### Exercise aim
Collect all lines from the listing that include the string "rêves".

### Provided records
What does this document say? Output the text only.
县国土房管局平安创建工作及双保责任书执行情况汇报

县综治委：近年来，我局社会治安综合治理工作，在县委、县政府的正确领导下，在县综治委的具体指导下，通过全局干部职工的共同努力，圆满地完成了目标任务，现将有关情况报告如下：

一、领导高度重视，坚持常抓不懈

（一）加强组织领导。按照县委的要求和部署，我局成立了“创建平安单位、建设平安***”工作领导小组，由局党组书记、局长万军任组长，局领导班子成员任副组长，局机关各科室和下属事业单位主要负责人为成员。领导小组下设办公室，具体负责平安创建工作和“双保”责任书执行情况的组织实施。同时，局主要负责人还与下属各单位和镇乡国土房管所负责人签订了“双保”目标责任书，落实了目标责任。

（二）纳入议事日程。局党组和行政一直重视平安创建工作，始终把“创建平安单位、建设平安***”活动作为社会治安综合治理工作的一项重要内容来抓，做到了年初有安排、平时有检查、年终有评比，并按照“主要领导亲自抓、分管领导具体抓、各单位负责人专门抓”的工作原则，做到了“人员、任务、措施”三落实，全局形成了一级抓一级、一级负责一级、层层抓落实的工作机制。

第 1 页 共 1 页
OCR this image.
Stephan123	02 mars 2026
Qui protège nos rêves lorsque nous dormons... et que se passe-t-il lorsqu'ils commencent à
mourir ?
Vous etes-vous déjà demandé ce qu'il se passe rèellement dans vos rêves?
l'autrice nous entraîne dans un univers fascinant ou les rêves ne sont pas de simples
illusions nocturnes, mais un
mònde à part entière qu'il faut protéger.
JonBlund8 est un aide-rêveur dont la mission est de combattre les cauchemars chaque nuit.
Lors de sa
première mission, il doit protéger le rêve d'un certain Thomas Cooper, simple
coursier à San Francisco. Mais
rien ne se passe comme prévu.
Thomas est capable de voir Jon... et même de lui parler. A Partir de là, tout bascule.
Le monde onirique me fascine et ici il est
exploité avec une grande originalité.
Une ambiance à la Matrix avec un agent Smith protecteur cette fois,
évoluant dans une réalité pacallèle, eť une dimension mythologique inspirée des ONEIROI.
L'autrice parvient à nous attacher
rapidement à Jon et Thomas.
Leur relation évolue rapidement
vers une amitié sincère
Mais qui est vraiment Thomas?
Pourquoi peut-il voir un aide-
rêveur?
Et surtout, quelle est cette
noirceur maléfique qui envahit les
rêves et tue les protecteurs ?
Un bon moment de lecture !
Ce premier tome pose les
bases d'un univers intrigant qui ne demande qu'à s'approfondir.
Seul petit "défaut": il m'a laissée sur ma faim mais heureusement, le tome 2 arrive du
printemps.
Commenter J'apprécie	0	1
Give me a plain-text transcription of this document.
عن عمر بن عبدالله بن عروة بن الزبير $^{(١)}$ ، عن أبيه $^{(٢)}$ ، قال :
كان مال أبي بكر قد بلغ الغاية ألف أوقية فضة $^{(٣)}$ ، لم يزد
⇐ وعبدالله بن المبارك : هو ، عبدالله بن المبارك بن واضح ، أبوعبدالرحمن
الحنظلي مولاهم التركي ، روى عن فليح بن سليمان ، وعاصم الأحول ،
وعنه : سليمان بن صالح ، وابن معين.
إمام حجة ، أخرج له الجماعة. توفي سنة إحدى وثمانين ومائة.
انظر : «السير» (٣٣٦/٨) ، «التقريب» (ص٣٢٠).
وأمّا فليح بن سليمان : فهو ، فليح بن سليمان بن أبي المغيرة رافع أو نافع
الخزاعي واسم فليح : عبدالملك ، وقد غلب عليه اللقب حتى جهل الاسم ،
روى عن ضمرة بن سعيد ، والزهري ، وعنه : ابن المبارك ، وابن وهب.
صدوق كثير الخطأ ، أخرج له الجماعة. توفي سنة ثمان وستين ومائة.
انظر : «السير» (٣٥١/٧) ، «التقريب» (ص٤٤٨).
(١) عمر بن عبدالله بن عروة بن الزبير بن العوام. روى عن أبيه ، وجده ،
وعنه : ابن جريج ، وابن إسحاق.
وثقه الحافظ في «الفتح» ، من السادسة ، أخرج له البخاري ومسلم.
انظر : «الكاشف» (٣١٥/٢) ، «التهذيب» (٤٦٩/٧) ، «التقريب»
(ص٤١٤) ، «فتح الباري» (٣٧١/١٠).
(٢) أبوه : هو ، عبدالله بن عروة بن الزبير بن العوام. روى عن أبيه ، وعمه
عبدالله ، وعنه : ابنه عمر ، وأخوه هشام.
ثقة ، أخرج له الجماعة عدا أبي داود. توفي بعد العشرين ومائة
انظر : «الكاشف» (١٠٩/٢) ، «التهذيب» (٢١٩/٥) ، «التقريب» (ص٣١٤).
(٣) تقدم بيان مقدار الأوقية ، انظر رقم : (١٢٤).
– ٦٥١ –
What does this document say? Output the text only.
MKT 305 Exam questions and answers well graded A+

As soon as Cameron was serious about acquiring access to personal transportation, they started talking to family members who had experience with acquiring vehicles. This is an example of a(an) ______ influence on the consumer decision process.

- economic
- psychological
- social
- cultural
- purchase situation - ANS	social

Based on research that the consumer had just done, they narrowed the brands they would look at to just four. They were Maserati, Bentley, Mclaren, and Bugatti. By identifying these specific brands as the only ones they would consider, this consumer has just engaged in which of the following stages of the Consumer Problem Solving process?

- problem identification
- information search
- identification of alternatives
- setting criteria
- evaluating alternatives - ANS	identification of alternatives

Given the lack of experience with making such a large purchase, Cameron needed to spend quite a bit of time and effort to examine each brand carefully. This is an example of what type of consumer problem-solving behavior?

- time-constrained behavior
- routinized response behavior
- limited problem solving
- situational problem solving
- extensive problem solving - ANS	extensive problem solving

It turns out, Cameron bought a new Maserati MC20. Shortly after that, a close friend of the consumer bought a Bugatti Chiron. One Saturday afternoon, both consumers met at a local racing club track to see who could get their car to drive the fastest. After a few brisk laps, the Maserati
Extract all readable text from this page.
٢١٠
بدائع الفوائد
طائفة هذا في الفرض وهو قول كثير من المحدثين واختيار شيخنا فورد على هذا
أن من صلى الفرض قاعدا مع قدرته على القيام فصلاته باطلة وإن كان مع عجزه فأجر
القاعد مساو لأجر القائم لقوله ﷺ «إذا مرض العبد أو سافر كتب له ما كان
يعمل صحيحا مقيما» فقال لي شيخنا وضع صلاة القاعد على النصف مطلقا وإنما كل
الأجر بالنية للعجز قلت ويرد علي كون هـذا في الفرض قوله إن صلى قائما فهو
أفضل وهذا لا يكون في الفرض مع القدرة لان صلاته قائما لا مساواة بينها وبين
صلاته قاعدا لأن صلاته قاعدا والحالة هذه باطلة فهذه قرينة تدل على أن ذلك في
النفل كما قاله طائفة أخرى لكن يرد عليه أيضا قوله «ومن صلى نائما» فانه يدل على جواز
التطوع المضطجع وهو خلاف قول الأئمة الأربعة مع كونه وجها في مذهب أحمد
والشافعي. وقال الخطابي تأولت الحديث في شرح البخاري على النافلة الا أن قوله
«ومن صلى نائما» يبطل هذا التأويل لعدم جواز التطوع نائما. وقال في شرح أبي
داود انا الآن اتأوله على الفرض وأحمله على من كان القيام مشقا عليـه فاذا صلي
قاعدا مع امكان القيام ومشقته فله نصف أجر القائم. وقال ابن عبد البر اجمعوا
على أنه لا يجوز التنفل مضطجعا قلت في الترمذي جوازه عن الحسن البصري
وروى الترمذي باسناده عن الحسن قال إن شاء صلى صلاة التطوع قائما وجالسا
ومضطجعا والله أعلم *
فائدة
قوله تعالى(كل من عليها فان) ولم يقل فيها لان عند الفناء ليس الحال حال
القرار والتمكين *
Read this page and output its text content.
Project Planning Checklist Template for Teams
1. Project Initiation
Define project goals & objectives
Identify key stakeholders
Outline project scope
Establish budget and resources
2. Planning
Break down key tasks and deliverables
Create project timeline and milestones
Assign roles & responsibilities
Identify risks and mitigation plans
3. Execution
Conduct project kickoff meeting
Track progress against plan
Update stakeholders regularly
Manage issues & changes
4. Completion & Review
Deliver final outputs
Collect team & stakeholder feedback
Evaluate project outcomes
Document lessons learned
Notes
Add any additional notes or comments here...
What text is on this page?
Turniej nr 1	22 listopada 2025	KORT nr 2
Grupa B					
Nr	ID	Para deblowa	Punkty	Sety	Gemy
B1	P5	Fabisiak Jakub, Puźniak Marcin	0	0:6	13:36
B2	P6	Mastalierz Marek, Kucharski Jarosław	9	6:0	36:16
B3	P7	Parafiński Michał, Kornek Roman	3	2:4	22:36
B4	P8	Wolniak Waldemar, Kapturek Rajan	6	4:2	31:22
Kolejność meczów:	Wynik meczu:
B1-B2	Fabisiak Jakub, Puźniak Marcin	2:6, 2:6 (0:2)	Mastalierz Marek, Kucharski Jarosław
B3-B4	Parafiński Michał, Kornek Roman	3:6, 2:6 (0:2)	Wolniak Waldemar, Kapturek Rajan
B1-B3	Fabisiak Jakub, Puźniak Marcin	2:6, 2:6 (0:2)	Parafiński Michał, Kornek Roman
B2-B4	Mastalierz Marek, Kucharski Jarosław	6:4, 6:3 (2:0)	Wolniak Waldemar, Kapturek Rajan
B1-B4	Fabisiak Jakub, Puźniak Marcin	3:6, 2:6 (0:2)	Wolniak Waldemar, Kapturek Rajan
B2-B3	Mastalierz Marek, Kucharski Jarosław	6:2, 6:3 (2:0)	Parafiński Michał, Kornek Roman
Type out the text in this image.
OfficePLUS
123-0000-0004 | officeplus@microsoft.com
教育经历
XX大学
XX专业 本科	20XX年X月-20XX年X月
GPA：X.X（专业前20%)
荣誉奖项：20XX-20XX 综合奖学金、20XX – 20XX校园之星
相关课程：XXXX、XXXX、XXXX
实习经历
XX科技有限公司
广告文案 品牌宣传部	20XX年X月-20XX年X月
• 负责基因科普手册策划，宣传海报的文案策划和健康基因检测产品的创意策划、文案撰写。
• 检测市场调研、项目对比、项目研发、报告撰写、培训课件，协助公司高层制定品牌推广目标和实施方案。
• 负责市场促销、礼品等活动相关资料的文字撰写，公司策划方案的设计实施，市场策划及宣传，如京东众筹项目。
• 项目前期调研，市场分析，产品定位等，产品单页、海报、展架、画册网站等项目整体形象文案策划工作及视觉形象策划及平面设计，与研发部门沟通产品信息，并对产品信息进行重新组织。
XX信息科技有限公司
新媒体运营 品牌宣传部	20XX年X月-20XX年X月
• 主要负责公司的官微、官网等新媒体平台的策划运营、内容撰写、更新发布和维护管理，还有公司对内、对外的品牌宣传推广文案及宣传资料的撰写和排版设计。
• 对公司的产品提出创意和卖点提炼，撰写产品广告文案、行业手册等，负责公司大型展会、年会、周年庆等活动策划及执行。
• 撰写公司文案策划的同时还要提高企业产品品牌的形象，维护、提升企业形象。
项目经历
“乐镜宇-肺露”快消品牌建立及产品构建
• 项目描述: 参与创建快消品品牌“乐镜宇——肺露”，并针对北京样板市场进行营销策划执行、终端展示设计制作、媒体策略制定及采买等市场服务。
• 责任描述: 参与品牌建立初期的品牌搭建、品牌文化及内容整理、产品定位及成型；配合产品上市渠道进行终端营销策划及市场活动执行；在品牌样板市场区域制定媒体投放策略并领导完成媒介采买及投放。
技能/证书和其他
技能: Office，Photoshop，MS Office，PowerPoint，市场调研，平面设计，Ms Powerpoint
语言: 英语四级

### Written answer
Qui protège nos rêves lorsque nous dormons... et que se passe-t-il lorsqu'ils commencent à
Vous etes-vous déjà demandé ce qu'il se passe rèellement dans vos rêves?
l'autrice nous entraîne dans un univers fascinant ou les rêves ne sont pas de simples
rêves et tue les protecteurs ?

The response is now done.